This package is the computational companion to the paper:

> **Symbolic Dynamics of the Limit Order Book: An Algebraic Foundation**
>
> Available on [SSRN](https://papers.ssrn.com/) · Author: [xiongyu](https://www.xiongyu.org/)

The paper establishes a rigorous algebraic framework in which every limit-order-book event is mapped to a symbol drawn from a six-letter alphabet. The resulting symbolic word is then analysed through reduction operators, information-theoretic functionals, and thermodynamic analogues — yielding a unified, quantitative description of market microstructure.

## Symbol Alphabet

| Symbol | Code | Event | Side | Sign |
|:------:|:----:|-------|:----:|:----:|
| α | `ALPHA` | New limit sell order placed on the ask side | ask | +1 |
| β | `BETA` | New limit buy order placed on the bid side | bid | +1 |
| μ_b | `MU_BUY` | Market buy order (aggressor takes the ask) | ask | −1 |
| μ_s | `MU_SELL` | Market sell order (aggressor hits the bid) | bid | −1 |
| γ_b | `GAMMA_BID` | Cancellation or partial reduction of a bid | bid | −1 |
| γ_a | `GAMMA_ASK` | Cancellation or partial reduction of an ask | ask | −1 |

## Core Concepts

### Θ Reduction

The Θ operator cancels matched (limit, cancel) pairs with identical (type, price, quantity), partitioning the symbolic word into:

- **Alive sub-word** — surviving (un-cancelled) limit orders
- **Dead sub-word** — cancelled limit orders

This decomposition is the foundation for all downstream metrics.

Record excerpts:
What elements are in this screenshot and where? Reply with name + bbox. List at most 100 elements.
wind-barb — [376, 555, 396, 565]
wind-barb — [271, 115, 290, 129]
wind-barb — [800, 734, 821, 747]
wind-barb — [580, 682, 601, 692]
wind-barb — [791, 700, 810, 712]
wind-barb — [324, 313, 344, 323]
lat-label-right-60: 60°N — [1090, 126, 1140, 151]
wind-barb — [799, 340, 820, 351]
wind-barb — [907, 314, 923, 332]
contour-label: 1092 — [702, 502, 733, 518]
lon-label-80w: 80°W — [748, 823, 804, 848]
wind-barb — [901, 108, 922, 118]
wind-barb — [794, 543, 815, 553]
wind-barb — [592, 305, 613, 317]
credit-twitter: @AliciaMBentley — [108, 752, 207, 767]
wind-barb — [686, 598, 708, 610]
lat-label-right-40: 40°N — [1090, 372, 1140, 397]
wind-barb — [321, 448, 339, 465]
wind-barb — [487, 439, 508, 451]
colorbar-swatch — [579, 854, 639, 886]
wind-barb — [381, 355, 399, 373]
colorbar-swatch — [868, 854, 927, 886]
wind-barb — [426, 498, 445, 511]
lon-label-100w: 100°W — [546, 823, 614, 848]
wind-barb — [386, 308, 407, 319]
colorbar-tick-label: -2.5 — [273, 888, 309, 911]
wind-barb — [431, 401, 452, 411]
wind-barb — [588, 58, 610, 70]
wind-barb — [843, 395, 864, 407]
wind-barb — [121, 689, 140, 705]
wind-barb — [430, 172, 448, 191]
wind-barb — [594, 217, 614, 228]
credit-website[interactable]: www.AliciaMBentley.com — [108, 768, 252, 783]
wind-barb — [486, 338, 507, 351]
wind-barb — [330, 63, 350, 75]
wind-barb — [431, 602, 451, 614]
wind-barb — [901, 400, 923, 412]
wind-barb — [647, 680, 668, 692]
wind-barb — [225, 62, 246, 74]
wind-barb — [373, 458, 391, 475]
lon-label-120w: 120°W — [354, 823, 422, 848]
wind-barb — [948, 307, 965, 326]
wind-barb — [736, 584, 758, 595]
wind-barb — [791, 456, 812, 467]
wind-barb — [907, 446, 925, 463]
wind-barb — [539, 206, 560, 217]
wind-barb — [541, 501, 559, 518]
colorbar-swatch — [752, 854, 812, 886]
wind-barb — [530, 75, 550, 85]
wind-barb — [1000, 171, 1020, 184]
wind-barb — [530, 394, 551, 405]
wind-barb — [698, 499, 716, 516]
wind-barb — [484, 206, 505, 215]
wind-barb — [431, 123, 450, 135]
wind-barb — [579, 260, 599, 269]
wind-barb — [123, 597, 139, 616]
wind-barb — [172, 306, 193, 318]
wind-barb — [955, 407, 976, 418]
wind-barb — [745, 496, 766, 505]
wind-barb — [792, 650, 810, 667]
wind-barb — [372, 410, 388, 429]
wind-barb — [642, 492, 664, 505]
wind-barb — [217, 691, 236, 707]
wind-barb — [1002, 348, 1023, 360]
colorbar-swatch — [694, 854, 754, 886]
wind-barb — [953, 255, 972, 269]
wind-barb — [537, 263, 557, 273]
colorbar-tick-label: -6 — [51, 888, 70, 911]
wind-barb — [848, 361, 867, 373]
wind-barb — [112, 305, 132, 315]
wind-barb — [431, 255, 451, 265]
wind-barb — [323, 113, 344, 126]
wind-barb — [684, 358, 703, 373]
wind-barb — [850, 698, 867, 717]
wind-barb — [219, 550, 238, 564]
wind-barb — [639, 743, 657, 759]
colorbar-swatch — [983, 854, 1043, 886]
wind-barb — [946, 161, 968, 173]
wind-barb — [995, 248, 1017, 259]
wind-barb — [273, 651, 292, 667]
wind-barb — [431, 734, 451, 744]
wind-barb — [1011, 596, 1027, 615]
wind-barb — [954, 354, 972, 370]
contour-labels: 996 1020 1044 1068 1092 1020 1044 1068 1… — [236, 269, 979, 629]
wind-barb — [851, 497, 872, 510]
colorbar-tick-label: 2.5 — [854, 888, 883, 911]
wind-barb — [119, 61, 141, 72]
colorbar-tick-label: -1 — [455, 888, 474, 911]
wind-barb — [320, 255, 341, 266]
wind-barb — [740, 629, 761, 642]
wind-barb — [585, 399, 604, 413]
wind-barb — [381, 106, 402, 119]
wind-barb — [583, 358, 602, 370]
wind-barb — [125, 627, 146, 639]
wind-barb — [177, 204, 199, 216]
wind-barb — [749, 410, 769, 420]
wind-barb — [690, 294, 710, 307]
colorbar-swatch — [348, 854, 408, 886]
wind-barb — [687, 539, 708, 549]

Job:
Reproduce word for word the passage of the limit-order-book text that begins with the words containing "The paper establishes" and ends with "of market microstructure.".

Answer to the exercise:
The paper establishes a rigorous algebraic framework in which every limit-order-book event is mapped to a symbol drawn from a six-letter alphabet. The resulting symbolic word is then analysed through reduction operators, information-theoretic functionals, and thermodynamic analogues — yielding a unified, quantitative description of market microstructure.